Task brief: Copy every line of the records below where the word "предоставления" occurs.
— Start Records to use —
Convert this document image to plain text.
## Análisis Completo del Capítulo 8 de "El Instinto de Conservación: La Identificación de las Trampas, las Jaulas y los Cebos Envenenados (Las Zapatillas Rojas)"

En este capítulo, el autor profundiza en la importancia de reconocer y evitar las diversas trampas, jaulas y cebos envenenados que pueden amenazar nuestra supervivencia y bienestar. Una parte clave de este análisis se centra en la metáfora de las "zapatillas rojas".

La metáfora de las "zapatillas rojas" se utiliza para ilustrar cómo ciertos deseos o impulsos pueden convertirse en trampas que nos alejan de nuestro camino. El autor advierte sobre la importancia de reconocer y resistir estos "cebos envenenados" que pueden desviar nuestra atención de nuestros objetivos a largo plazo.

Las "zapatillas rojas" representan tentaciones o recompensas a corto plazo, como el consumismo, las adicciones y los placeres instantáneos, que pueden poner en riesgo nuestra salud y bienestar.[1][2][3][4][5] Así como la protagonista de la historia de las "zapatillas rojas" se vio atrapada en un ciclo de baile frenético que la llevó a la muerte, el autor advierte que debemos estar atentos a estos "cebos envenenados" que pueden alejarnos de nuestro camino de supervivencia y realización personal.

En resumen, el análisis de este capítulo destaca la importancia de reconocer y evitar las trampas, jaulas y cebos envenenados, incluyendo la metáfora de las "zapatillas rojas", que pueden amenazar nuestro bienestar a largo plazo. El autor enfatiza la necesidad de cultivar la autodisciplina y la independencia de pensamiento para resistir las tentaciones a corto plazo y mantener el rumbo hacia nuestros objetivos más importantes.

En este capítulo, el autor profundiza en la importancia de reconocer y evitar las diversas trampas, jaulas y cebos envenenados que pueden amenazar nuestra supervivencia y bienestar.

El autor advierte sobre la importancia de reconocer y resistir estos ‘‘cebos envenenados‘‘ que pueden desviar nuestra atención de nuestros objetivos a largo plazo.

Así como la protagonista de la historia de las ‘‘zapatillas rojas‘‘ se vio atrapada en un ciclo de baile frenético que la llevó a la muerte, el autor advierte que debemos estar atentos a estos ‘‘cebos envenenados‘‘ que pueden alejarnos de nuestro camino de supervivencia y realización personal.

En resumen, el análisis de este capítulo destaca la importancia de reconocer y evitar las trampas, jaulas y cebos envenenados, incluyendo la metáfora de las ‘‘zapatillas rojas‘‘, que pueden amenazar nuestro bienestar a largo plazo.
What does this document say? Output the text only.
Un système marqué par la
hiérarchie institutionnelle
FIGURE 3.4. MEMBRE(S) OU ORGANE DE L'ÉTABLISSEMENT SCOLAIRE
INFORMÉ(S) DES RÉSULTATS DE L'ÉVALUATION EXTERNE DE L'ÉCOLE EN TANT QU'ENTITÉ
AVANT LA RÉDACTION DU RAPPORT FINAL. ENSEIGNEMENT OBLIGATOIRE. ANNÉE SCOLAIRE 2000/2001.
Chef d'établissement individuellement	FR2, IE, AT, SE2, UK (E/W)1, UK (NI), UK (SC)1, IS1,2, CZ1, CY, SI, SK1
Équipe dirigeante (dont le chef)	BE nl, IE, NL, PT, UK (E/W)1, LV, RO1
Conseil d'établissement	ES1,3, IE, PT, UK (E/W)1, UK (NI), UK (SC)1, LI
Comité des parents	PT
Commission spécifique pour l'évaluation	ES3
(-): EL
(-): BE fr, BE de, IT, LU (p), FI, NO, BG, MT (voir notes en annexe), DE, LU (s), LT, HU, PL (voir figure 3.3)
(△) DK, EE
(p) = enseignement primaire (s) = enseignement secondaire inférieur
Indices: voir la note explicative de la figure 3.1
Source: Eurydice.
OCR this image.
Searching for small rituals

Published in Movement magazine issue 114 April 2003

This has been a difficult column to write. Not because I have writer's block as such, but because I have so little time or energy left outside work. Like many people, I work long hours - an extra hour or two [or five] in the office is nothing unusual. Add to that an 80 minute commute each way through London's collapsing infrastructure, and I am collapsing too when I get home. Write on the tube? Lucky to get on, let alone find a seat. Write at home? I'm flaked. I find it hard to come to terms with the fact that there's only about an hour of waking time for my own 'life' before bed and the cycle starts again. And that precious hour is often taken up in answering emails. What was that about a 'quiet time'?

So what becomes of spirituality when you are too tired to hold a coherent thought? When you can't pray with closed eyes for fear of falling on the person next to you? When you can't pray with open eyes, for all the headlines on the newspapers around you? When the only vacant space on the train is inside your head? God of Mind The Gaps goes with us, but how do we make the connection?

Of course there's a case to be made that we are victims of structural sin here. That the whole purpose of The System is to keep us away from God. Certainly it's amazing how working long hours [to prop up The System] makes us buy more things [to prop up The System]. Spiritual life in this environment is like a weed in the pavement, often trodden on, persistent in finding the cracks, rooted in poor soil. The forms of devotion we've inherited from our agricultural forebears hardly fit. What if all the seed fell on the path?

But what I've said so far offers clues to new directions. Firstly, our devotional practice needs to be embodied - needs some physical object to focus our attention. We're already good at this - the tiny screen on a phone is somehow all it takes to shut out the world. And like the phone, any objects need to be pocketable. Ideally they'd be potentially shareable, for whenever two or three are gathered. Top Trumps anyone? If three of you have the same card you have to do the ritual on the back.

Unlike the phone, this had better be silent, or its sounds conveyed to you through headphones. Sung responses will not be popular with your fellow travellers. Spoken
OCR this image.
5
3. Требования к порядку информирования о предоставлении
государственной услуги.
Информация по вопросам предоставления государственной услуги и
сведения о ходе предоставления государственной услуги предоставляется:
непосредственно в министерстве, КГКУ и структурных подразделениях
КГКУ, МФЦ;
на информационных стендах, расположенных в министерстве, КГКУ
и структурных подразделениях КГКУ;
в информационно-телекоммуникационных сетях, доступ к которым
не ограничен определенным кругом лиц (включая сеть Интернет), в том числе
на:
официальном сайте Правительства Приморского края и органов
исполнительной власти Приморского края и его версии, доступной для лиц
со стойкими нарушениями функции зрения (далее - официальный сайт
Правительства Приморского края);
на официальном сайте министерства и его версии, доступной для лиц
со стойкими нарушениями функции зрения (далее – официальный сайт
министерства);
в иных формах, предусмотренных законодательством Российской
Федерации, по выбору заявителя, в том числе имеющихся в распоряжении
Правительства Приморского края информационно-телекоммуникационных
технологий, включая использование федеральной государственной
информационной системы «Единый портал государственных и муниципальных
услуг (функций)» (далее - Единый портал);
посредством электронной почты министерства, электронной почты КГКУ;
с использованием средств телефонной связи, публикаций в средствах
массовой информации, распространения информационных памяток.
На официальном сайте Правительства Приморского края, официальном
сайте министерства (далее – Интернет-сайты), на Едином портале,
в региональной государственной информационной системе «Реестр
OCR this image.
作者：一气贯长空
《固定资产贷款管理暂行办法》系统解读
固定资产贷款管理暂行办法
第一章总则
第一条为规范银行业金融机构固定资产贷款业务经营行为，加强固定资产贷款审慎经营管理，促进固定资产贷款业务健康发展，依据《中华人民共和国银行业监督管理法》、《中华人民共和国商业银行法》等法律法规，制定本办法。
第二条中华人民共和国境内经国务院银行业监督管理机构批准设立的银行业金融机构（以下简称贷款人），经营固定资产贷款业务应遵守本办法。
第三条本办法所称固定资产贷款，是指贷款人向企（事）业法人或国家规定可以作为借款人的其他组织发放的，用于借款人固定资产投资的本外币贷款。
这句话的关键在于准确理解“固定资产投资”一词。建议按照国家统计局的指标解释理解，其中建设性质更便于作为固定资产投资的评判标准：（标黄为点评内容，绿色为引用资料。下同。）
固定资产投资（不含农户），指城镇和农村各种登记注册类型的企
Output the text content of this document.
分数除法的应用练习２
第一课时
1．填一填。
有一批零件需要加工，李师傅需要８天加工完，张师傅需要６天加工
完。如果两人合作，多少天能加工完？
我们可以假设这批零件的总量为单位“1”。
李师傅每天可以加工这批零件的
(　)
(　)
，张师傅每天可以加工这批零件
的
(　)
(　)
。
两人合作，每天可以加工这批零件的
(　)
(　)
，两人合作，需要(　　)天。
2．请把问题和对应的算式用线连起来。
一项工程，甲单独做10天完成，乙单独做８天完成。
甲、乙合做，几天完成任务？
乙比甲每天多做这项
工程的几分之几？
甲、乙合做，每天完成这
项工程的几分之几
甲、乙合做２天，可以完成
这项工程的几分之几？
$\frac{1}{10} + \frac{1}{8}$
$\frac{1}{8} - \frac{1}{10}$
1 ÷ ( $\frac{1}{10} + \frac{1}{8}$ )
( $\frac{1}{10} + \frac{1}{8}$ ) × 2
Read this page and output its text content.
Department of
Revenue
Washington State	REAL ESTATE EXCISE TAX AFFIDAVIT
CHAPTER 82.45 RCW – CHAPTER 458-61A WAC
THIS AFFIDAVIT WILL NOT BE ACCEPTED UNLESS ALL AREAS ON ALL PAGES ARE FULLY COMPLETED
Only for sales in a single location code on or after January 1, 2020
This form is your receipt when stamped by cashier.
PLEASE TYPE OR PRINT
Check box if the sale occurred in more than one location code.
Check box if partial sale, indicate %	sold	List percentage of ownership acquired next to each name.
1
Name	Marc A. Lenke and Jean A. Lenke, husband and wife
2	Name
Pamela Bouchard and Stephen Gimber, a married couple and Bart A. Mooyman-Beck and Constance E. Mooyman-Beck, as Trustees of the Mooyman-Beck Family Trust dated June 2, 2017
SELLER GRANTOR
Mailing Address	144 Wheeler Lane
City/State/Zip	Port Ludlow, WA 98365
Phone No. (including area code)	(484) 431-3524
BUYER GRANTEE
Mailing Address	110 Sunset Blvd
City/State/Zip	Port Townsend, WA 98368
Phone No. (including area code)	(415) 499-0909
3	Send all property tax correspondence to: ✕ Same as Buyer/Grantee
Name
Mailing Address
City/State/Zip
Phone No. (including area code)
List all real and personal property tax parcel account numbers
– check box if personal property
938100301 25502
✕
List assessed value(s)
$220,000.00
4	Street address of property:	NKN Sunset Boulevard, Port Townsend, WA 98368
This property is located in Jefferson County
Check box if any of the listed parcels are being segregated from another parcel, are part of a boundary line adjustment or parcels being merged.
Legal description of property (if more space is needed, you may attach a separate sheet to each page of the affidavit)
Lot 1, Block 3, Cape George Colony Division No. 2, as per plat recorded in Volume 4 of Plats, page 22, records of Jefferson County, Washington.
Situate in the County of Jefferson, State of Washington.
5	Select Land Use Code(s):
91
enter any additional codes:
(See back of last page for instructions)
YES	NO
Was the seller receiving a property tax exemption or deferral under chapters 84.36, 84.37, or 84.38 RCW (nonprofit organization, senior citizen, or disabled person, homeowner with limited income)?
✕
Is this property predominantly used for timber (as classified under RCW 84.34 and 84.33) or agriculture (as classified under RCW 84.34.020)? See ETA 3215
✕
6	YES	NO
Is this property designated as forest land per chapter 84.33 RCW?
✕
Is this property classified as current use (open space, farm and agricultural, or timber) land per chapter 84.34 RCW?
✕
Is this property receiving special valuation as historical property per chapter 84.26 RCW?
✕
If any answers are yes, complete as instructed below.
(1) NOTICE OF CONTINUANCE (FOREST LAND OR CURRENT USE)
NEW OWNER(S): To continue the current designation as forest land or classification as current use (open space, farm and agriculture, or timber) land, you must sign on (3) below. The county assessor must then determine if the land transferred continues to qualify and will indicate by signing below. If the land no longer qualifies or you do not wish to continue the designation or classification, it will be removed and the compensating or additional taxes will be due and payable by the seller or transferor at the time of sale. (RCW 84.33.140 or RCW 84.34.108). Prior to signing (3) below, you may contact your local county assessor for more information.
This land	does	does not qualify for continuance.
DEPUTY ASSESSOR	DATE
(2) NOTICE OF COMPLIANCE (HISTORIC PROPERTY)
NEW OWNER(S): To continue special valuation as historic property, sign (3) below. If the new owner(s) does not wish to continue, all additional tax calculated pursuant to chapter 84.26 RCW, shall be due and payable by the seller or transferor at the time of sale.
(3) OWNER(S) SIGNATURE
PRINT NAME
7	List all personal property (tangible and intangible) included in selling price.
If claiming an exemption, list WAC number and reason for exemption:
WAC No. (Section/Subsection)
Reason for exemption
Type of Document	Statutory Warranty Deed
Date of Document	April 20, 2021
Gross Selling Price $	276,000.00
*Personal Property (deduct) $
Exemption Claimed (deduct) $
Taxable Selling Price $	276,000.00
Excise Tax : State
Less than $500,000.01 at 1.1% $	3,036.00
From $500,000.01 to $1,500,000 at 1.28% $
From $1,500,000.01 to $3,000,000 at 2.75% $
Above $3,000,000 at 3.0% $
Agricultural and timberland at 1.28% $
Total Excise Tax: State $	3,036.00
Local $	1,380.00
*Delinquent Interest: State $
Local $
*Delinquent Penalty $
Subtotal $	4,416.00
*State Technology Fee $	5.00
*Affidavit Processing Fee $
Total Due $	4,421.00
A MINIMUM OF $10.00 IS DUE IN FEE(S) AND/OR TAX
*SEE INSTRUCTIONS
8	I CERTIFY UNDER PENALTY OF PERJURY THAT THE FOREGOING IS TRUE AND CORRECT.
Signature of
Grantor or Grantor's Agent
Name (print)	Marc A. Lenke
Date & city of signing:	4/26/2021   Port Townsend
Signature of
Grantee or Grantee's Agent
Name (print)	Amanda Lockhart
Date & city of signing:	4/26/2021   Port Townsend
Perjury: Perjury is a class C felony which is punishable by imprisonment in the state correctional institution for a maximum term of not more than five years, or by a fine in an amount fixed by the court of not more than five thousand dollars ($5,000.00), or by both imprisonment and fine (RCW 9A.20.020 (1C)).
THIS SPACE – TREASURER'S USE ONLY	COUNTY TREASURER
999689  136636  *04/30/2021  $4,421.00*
— End Records to use —
Correct response:
Информация по вопросам предоставления государственной услуги и
сведения о ходе предоставления государственной услуги предоставляется:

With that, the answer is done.